### Exercise prompt
Among the entries that follow, find every line with the word "Ácidos" and copy it.

### Source material
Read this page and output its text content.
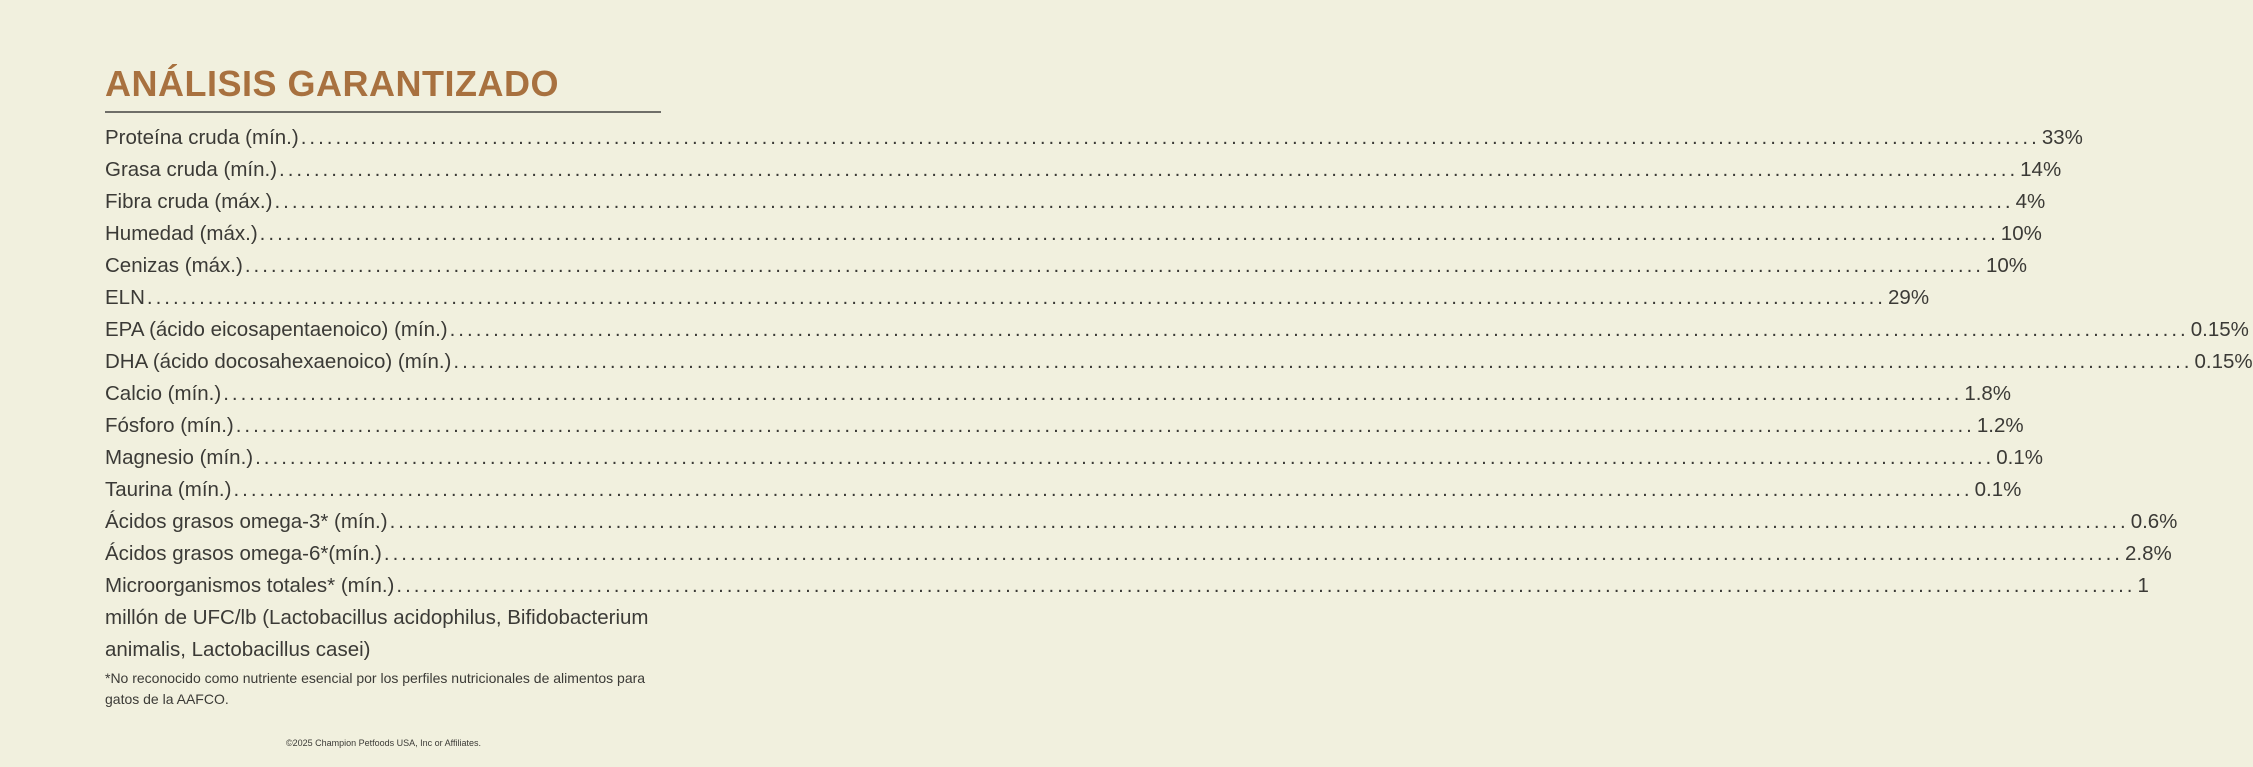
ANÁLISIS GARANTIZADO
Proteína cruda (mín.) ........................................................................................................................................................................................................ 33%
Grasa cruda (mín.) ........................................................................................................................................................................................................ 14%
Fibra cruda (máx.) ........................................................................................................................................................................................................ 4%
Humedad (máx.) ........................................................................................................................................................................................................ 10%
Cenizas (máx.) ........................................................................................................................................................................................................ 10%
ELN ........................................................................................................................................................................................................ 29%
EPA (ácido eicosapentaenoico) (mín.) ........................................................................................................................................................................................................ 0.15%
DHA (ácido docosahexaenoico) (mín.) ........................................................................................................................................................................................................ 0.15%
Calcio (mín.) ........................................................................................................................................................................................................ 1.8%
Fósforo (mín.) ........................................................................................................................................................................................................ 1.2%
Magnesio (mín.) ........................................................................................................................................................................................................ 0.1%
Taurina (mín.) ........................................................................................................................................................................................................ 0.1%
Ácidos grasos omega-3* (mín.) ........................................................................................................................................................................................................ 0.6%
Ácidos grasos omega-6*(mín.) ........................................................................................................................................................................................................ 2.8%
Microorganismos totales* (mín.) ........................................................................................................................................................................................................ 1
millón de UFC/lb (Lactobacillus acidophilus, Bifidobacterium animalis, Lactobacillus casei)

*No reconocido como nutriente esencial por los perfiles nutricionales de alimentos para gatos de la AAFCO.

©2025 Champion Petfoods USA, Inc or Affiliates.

### Worked solution
Ácidos grasos omega-3* (mín.) ........................................................................................................................................................................................................ 0.6%
Ácidos grasos omega-6*(mín.) ........................................................................................................................................................................................................ 2.8%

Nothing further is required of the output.